In the records below, pick out all lines containing the word "edit".

_Supplied material_:
☆ ☆ ☆ ☆ ☆

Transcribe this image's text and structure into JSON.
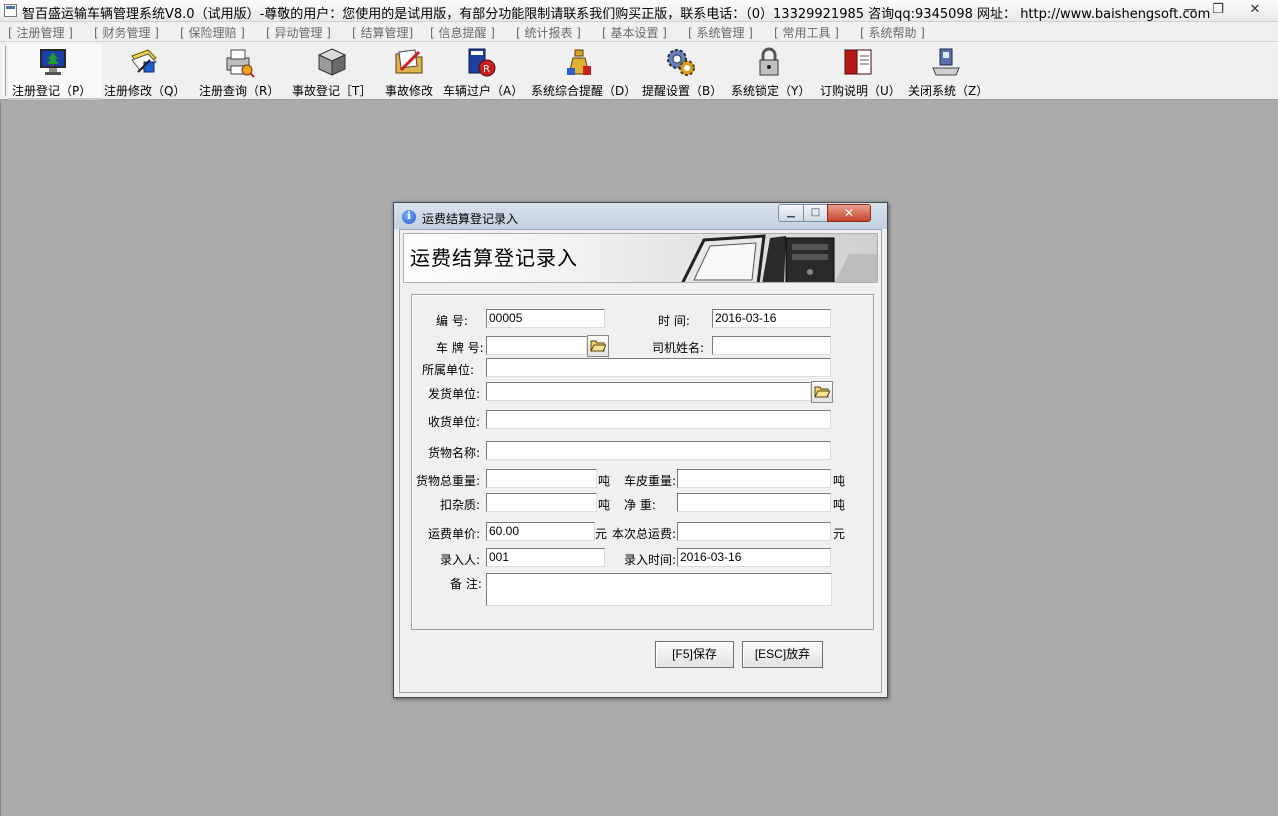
{
  "app": {
    "title": "智百盛运输车辆管理系统V8.0（试用版）-尊敬的用户：您使用的是试用版，有部分功能限制请联系我们购买正版，联系电话：（0）13329921985  咨询qq:9345098   网址： http://www.baishengsoft.com",
    "min_glyph": "—",
    "max_glyph": "❐",
    "close_glyph": "✕"
  },
  "menu": {
    "items": [
      "[ 注册管理 ]",
      "[ 财务管理 ]",
      "[ 保险理赔 ]",
      "[ 异动管理 ]",
      "[ 结算管理]",
      "[ 信息提醒 ]",
      "[ 统计报表 ]",
      "[ 基本设置 ]",
      "[ 系统管理 ]",
      "[ 常用工具 ]",
      "[ 系统帮助 ]"
    ]
  },
  "toolbar": {
    "buttons": [
      {
        "label": "注册登记（P）",
        "icon": "monitor-tree-icon"
      },
      {
        "label": "注册修改（Q）",
        "icon": "edit-document-icon"
      },
      {
        "label": "注册查询（R）",
        "icon": "query-printer-icon"
      },
      {
        "label": "事故登记［T］",
        "icon": "package-box-icon"
      },
      {
        "label": "事故修改",
        "icon": "folder-edit-icon"
      },
      {
        "label": "车辆过户（A）",
        "icon": "transfer-book-icon"
      },
      {
        "label": "系统综合提醒（D）",
        "icon": "reminder-bell-icon"
      },
      {
        "label": "提醒设置（B）",
        "icon": "settings-gear-icon"
      },
      {
        "label": "系统锁定（Y）",
        "icon": "lock-icon"
      },
      {
        "label": "订购说明（U）",
        "icon": "order-book-icon"
      },
      {
        "label": "关闭系统（Z）",
        "icon": "shutdown-computer-icon"
      }
    ]
  },
  "dialog": {
    "title": "运费结算登记录入",
    "banner_title": "运费结算登记录入",
    "info_glyph": "i",
    "min_glyph": "▁",
    "max_glyph": "□",
    "close_glyph": "✕",
    "fields": {
      "number": {
        "label": "编    号:",
        "value": "00005"
      },
      "time": {
        "label": "时    间:",
        "value": "2016-03-16"
      },
      "plate": {
        "label": "车 牌 号:",
        "value": ""
      },
      "driver": {
        "label": "司机姓名:",
        "value": ""
      },
      "unit": {
        "label": "所属单位:",
        "value": ""
      },
      "shipper": {
        "label": "发货单位:",
        "value": ""
      },
      "receiver": {
        "label": "收货单位:",
        "value": ""
      },
      "goods_name": {
        "label": "货物名称:",
        "value": ""
      },
      "gross_weight": {
        "label": "货物总重量:",
        "value": "",
        "unit": "吨"
      },
      "tare_weight": {
        "label": "车皮重量:",
        "value": "",
        "unit": "吨"
      },
      "impurity": {
        "label": "扣杂质:",
        "value": "",
        "unit": "吨"
      },
      "net_weight": {
        "label": "净    重:",
        "value": "",
        "unit": "吨"
      },
      "unit_price": {
        "label": "运费单价:",
        "value": "60.00",
        "unit": "元"
      },
      "total_fee": {
        "label": "本次总运费:",
        "value": "",
        "unit": "元"
      },
      "entered_by": {
        "label": "录入人:",
        "value": "001"
      },
      "entry_time": {
        "label": "录入时间:",
        "value": "2016-03-16"
      },
      "remark": {
        "label": "备 注:",
        "value": ""
      }
    },
    "buttons": {
      "save": "[F5]保存",
      "cancel": "[ESC]放弃"
    }
  }
}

☆ ☆ ☆ ☆ ☆

_Written answer_:
        "icon": "edit-document-icon"
        "icon": "folder-edit-icon"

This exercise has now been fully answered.